┌──

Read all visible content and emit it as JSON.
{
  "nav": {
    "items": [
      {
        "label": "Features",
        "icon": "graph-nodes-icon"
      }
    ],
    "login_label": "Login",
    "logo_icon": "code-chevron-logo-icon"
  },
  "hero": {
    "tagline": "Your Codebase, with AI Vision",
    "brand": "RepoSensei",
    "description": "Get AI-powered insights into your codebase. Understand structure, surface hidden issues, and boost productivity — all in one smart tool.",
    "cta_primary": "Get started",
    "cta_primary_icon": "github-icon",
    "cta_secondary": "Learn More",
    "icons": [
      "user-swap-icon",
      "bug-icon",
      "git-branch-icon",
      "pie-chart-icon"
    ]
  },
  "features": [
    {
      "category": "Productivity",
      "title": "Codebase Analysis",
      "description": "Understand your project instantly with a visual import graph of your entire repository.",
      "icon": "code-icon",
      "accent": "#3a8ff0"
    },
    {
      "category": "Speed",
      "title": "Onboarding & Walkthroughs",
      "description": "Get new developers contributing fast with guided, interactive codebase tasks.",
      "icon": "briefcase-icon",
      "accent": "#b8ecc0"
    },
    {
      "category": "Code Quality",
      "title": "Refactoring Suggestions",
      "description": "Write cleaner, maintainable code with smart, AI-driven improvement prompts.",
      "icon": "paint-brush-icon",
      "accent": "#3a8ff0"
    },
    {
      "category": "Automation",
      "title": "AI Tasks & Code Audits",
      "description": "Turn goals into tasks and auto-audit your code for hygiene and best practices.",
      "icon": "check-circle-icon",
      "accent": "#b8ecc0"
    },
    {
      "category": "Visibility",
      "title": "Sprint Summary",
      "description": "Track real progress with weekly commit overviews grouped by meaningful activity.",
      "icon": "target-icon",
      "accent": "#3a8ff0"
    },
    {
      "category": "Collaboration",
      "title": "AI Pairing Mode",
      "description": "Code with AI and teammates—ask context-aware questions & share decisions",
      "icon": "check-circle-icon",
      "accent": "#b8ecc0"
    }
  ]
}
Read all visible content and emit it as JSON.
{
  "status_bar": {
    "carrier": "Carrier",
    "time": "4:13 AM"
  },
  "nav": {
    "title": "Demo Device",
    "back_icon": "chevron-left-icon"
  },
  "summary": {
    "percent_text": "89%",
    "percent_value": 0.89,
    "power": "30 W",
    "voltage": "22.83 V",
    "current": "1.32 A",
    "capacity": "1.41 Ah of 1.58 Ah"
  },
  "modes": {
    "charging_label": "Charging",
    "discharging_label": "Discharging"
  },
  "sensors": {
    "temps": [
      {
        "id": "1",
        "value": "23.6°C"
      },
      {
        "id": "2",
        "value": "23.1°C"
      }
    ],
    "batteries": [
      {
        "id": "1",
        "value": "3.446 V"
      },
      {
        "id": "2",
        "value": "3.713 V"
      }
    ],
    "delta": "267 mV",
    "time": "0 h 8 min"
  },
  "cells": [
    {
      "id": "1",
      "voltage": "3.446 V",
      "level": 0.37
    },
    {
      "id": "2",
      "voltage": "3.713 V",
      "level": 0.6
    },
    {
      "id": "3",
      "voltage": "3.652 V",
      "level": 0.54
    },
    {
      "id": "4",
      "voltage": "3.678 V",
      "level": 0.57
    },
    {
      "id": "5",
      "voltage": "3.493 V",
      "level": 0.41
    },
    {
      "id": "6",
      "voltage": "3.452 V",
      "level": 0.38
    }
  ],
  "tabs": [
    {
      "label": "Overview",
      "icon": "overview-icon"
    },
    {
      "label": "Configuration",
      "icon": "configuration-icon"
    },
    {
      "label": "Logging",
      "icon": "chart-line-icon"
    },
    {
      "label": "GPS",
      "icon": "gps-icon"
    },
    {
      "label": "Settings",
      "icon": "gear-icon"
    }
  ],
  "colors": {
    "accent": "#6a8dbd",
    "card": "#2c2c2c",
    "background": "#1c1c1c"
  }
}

└──

Can you reproduce all the material exactly?

Read all visible content and emit it as JSON.
{
  "nav": {
    "items": [
      {
        "label": "Features",
        "icon": "graph-nodes-icon"
      }
    ],
    "login_label": "Login",
    "logo_icon": "code-chevron-logo-icon"
  },
  "hero": {
    "tagline": "Your Codebase, with AI Vision",
    "brand": "RepoSensei",
    "description": "Get AI-powered insights into your codebase. Understand structure, surface hidden issues, and boost productivity — all in one smart tool.",
    "cta_primary": "Get started",
    "cta_primary_icon": "github-icon",
    "cta_secondary": "Learn More",
    "icons": [
      "user-swap-icon",
      "bug-icon",
      "git-branch-icon",
      "pie-chart-icon"
    ]
  },
  "features": [
    {
      "category": "Productivity",
      "title": "Codebase Analysis",
      "description": "Understand your project instantly with a visual import graph of your entire repository.",
      "icon": "code-icon",
      "accent": "#3a8ff0"
    },
    {
      "category": "Speed",
      "title": "Onboarding & Walkthroughs",
      "description": "Get new developers contributing fast with guided, interactive codebase tasks.",
      "icon": "briefcase-icon",
      "accent": "#b8ecc0"
    },
    {
      "category": "Code Quality",
      "title": "Refactoring Suggestions",
      "description": "Write cleaner, maintainable code with smart, AI-driven improvement prompts.",
      "icon": "paint-brush-icon",
      "accent": "#3a8ff0"
    },
    {
      "category": "Automation",
      "title": "AI Tasks & Code Audits",
      "description": "Turn goals into tasks and auto-audit your code for hygiene and best practices.",
      "icon": "check-circle-icon",
      "accent": "#b8ecc0"
    },
    {
      "category": "Visibility",
      "title": "Sprint Summary",
      "description": "Track real progress with weekly commit overviews grouped by meaningful activity.",
      "icon": "target-icon",
      "accent": "#3a8ff0"
    },
    {
      "category": "Collaboration",
      "title": "AI Pairing Mode",
      "description": "Code with AI and teammates—ask context-aware questions & share decisions",
      "icon": "check-circle-icon",
      "accent": "#b8ecc0"
    }
  ]
}
Read all visible content and emit it as JSON.
{
  "status_bar": {
    "carrier": "Carrier",
    "time": "4:13 AM"
  },
  "nav": {
    "title": "Demo Device",
    "back_icon": "chevron-left-icon"
  },
  "summary": {
    "percent_text": "89%",
    "percent_value": 0.89,
    "power": "30 W",
    "voltage": "22.83 V",
    "current": "1.32 A",
    "capacity": "1.41 Ah of 1.58 Ah"
  },
  "modes": {
    "charging_label": "Charging",
    "discharging_label": "Discharging"
  },
  "sensors": {
    "temps": [
      {
        "id": "1",
        "value": "23.6°C"
      },
      {
        "id": "2",
        "value": "23.1°C"
      }
    ],
    "batteries": [
      {
        "id": "1",
        "value": "3.446 V"
      },
      {
        "id": "2",
        "value": "3.713 V"
      }
    ],
    "delta": "267 mV",
    "time": "0 h 8 min"
  },
  "cells": [
    {
      "id": "1",
      "voltage": "3.446 V",
      "level": 0.37
    },
    {
      "id": "2",
      "voltage": "3.713 V",
      "level": 0.6
    },
    {
      "id": "3",
      "voltage": "3.652 V",
      "level": 0.54
    },
    {
      "id": "4",
      "voltage": "3.678 V",
      "level": 0.57
    },
    {
      "id": "5",
      "voltage": "3.493 V",
      "level": 0.41
    },
    {
      "id": "6",
      "voltage": "3.452 V",
      "level": 0.38
    }
  ],
  "tabs": [
    {
      "label": "Overview",
      "icon": "overview-icon"
    },
    {
      "label": "Configuration",
      "icon": "configuration-icon"
    },
    {
      "label": "Logging",
      "icon": "chart-line-icon"
    },
    {
      "label": "GPS",
      "icon": "gps-icon"
    },
    {
      "label": "Settings",
      "icon": "gear-icon"
    }
  ],
  "colors": {
    "accent": "#6a8dbd",
    "card": "#2c2c2c",
    "background": "#1c1c1c"
  }
}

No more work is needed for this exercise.